Problem description: Write every line of the material out exactly as shown.
'''
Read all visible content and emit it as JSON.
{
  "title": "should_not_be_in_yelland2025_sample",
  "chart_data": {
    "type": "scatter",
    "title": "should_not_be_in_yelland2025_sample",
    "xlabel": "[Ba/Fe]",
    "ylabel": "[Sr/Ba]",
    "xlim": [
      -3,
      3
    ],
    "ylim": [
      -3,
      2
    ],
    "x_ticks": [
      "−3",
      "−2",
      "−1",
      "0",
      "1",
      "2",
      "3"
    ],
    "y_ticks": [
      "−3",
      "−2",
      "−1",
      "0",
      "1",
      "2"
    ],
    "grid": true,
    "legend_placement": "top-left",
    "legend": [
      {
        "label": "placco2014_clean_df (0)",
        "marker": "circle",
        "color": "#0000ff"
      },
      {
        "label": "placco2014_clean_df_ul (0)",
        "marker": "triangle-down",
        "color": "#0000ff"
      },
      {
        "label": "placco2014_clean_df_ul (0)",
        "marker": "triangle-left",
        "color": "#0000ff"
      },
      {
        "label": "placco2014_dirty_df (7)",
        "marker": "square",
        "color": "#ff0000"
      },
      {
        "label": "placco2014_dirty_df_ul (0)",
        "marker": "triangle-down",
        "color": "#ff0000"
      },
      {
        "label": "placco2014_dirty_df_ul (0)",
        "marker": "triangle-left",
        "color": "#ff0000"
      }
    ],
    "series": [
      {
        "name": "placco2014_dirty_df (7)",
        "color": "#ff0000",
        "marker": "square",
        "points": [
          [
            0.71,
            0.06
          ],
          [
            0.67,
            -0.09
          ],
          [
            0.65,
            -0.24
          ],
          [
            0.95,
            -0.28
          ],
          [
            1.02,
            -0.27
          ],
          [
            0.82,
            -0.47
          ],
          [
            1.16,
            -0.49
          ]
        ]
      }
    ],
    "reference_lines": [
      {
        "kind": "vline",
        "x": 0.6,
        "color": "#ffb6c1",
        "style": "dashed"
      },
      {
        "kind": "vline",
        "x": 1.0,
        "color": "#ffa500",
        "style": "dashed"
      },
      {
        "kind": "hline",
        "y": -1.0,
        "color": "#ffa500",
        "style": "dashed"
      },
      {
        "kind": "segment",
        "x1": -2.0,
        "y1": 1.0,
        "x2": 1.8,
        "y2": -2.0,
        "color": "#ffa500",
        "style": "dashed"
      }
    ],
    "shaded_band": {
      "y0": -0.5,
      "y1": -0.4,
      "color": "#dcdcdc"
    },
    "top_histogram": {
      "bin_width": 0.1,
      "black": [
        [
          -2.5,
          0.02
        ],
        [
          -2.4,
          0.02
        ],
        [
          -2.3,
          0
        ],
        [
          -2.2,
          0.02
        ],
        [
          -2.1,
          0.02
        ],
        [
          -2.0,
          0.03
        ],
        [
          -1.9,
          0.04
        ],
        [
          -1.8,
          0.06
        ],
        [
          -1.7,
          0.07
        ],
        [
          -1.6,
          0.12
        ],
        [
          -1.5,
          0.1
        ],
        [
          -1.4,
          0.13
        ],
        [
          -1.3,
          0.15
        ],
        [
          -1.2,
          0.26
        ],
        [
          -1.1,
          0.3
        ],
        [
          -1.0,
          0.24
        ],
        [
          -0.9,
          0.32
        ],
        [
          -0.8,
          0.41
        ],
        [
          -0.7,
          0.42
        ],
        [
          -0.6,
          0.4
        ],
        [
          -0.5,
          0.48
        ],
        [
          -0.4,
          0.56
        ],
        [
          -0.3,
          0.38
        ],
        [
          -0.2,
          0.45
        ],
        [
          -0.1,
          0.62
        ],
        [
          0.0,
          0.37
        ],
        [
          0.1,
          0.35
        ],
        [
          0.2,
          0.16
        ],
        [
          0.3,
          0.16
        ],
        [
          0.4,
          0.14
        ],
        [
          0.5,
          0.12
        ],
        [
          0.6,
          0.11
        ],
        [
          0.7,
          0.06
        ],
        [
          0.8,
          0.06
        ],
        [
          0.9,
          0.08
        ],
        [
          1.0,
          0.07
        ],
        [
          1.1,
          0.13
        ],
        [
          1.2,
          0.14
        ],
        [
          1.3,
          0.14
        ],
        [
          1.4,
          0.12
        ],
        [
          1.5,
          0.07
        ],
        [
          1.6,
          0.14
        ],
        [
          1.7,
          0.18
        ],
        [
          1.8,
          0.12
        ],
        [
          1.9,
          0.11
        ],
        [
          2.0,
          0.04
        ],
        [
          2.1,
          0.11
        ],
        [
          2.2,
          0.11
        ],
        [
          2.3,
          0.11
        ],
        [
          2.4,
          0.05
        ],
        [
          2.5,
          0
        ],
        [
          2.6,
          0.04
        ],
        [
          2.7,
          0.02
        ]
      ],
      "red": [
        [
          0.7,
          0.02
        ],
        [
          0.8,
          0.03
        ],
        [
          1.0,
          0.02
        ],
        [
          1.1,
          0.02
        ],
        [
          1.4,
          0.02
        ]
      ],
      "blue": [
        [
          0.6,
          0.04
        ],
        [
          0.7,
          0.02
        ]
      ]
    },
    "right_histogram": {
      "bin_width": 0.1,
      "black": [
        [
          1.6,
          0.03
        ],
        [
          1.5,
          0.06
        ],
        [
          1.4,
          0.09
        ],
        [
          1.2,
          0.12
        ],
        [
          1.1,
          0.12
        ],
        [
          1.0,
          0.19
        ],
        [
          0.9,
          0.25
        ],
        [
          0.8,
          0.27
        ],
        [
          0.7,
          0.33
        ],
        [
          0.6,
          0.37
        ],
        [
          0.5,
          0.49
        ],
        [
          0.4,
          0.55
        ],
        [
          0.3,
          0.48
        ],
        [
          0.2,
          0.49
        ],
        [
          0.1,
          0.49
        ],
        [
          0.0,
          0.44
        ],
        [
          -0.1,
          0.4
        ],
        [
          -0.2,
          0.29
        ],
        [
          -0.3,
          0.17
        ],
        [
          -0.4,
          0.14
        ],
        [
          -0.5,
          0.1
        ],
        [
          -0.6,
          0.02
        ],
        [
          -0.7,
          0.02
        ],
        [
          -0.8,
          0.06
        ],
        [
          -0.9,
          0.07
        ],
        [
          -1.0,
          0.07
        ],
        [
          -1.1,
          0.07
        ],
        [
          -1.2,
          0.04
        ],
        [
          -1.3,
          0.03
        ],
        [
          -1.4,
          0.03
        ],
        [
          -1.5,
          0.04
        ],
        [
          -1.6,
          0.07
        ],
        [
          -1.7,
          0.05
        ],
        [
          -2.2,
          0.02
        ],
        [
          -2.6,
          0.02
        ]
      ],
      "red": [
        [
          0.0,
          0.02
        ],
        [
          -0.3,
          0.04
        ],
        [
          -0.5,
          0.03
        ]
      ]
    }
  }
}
'''
Exercise answer:
Read all visible content and emit it as JSON.
{
  "title": "should_not_be_in_yelland2025_sample",
  "chart_data": {
    "type": "scatter",
    "title": "should_not_be_in_yelland2025_sample",
    "xlabel": "[Ba/Fe]",
    "ylabel": "[Sr/Ba]",
    "xlim": [
      -3,
      3
    ],
    "ylim": [
      -3,
      2
    ],
    "x_ticks": [
      "−3",
      "−2",
      "−1",
      "0",
      "1",
      "2",
      "3"
    ],
    "y_ticks": [
      "−3",
      "−2",
      "−1",
      "0",
      "1",
      "2"
    ],
    "grid": true,
    "legend_placement": "top-left",
    "legend": [
      {
        "label": "placco2014_clean_df (0)",
        "marker": "circle",
        "color": "#0000ff"
      },
      {
        "label": "placco2014_clean_df_ul (0)",
        "marker": "triangle-down",
        "color": "#0000ff"
      },
      {
        "label": "placco2014_clean_df_ul (0)",
        "marker": "triangle-left",
        "color": "#0000ff"
      },
      {
        "label": "placco2014_dirty_df (7)",
        "marker": "square",
        "color": "#ff0000"
      },
      {
        "label": "placco2014_dirty_df_ul (0)",
        "marker": "triangle-down",
        "color": "#ff0000"
      },
      {
        "label": "placco2014_dirty_df_ul (0)",
        "marker": "triangle-left",
        "color": "#ff0000"
      }
    ],
    "series": [
      {
        "name": "placco2014_dirty_df (7)",
        "color": "#ff0000",
        "marker": "square",
        "points": [
          [
            0.71,
            0.06
          ],
          [
            0.67,
            -0.09
          ],
          [
            0.65,
            -0.24
          ],
          [
            0.95,
            -0.28
          ],
          [
            1.02,
            -0.27
          ],
          [
            0.82,
            -0.47
          ],
          [
            1.16,
            -0.49
          ]
        ]
      }
    ],
    "reference_lines": [
      {
        "kind": "vline",
        "x": 0.6,
        "color": "#ffb6c1",
        "style": "dashed"
      },
      {
        "kind": "vline",
        "x": 1.0,
        "color": "#ffa500",
        "style": "dashed"
      },
      {
        "kind": "hline",
        "y": -1.0,
        "color": "#ffa500",
        "style": "dashed"
      },
      {
        "kind": "segment",
        "x1": -2.0,
        "y1": 1.0,
        "x2": 1.8,
        "y2": -2.0,
        "color": "#ffa500",
        "style": "dashed"
      }
    ],
    "shaded_band": {
      "y0": -0.5,
      "y1": -0.4,
      "color": "#dcdcdc"
    },
    "top_histogram": {
      "bin_width": 0.1,
      "black": [
        [
          -2.5,
          0.02
        ],
        [
          -2.4,
          0.02
        ],
        [
          -2.3,
          0
        ],
        [
          -2.2,
          0.02
        ],
        [
          -2.1,
          0.02
        ],
        [
          -2.0,
          0.03
        ],
        [
          -1.9,
          0.04
        ],
        [
          -1.8,
          0.06
        ],
        [
          -1.7,
          0.07
        ],
        [
          -1.6,
          0.12
        ],
        [
          -1.5,
          0.1
        ],
        [
          -1.4,
          0.13
        ],
        [
          -1.3,
          0.15
        ],
        [
          -1.2,
          0.26
        ],
        [
          -1.1,
          0.3
        ],
        [
          -1.0,
          0.24
        ],
        [
          -0.9,
          0.32
        ],
        [
          -0.8,
          0.41
        ],
        [
          -0.7,
          0.42
        ],
        [
          -0.6,
          0.4
        ],
        [
          -0.5,
          0.48
        ],
        [
          -0.4,
          0.56
        ],
        [
          -0.3,
          0.38
        ],
        [
          -0.2,
          0.45
        ],
        [
          -0.1,
          0.62
        ],
        [
          0.0,
          0.37
        ],
        [
          0.1,
          0.35
        ],
        [
          0.2,
          0.16
        ],
        [
          0.3,
          0.16
        ],
        [
          0.4,
          0.14
        ],
        [
          0.5,
          0.12
        ],
        [
          0.6,
          0.11
        ],
        [
          0.7,
          0.06
        ],
        [
          0.8,
          0.06
        ],
        [
          0.9,
          0.08
        ],
        [
          1.0,
          0.07
        ],
        [
          1.1,
          0.13
        ],
        [
          1.2,
          0.14
        ],
        [
          1.3,
          0.14
        ],
        [
          1.4,
          0.12
        ],
        [
          1.5,
          0.07
        ],
        [
          1.6,
          0.14
        ],
        [
          1.7,
          0.18
        ],
        [
          1.8,
          0.12
        ],
        [
          1.9,
          0.11
        ],
        [
          2.0,
          0.04
        ],
        [
          2.1,
          0.11
        ],
        [
          2.2,
          0.11
        ],
        [
          2.3,
          0.11
        ],
        [
          2.4,
          0.05
        ],
        [
          2.5,
          0
        ],
        [
          2.6,
          0.04
        ],
        [
          2.7,
          0.02
        ]
      ],
      "red": [
        [
          0.7,
          0.02
        ],
        [
          0.8,
          0.03
        ],
        [
          1.0,
          0.02
        ],
        [
          1.1,
          0.02
        ],
        [
          1.4,
          0.02
        ]
      ],
      "blue": [
        [
          0.6,
          0.04
        ],
        [
          0.7,
          0.02
        ]
      ]
    },
    "right_histogram": {
      "bin_width": 0.1,
      "black": [
        [
          1.6,
          0.03
        ],
        [
          1.5,
          0.06
        ],
        [
          1.4,
          0.09
        ],
        [
          1.2,
          0.12
        ],
        [
          1.1,
          0.12
        ],
        [
          1.0,
          0.19
        ],
        [
          0.9,
          0.25
        ],
        [
          0.8,
          0.27
        ],
        [
          0.7,
          0.33
        ],
        [
          0.6,
          0.37
        ],
        [
          0.5,
          0.49
        ],
        [
          0.4,
          0.55
        ],
        [
          0.3,
          0.48
        ],
        [
          0.2,
          0.49
        ],
        [
          0.1,
          0.49
        ],
        [
          0.0,
          0.44
        ],
        [
          -0.1,
          0.4
        ],
        [
          -0.2,
          0.29
        ],
        [
          -0.3,
          0.17
        ],
        [
          -0.4,
          0.14
        ],
        [
          -0.5,
          0.1
        ],
        [
          -0.6,
          0.02
        ],
        [
          -0.7,
          0.02
        ],
        [
          -0.8,
          0.06
        ],
        [
          -0.9,
          0.07
        ],
        [
          -1.0,
          0.07
        ],
        [
          -1.1,
          0.07
        ],
        [
          -1.2,
          0.04
        ],
        [
          -1.3,
          0.03
        ],
        [
          -1.4,
          0.03
        ],
        [
          -1.5,
          0.04
        ],
        [
          -1.6,
          0.07
        ],
        [
          -1.7,
          0.05
        ],
        [
          -2.2,
          0.02
        ],
        [
          -2.6,
          0.02
        ]
      ],
      "red": [
        [
          0.0,
          0.02
        ],
        [
          -0.3,
          0.04
        ],
        [
          -0.5,
          0.03
        ]
      ]
    }
  }
}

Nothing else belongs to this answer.